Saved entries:
● ● ● ● ● ● ●

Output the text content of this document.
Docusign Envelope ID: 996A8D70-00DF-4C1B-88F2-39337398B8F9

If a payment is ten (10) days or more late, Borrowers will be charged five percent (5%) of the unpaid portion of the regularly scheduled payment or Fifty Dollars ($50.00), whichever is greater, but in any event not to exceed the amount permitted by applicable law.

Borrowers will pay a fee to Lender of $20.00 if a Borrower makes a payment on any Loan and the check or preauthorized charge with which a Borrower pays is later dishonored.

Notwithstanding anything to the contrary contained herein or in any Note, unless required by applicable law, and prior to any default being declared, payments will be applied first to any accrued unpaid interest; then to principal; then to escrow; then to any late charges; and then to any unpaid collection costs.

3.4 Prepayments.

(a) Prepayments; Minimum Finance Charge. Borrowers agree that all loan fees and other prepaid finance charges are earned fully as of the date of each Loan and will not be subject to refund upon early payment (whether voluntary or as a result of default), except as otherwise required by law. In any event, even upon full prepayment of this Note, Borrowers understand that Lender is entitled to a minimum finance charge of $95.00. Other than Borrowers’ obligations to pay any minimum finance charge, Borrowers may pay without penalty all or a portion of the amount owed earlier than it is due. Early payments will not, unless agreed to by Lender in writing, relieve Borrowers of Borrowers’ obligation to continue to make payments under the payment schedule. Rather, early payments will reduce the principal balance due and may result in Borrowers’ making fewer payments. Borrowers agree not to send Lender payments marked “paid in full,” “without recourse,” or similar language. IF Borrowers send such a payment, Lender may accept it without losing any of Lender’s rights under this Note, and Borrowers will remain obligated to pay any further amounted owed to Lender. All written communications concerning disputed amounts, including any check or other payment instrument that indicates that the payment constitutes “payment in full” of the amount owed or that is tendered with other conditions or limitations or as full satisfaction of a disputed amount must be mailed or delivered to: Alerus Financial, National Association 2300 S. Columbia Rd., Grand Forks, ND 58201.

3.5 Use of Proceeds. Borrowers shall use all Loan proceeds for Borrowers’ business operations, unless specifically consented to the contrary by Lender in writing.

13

● ● ● ● ● ● ●

== Short exercise ==
Leave out every line without the string "applicable" and copy the rest.

== Task output ==
If a payment is ten (10) days or more late, Borrowers will be charged five percent (5%) of the unpaid portion of the regularly scheduled payment or Fifty Dollars ($50.00), whichever is greater, but in any event not to exceed the amount permitted by applicable law.
Notwithstanding anything to the contrary contained herein or in any Note, unless required by applicable law, and prior to any default being declared, payments will be applied first to any accrued unpaid interest; then to principal; then to escrow; then to any late charges; and then to any unpaid collection costs.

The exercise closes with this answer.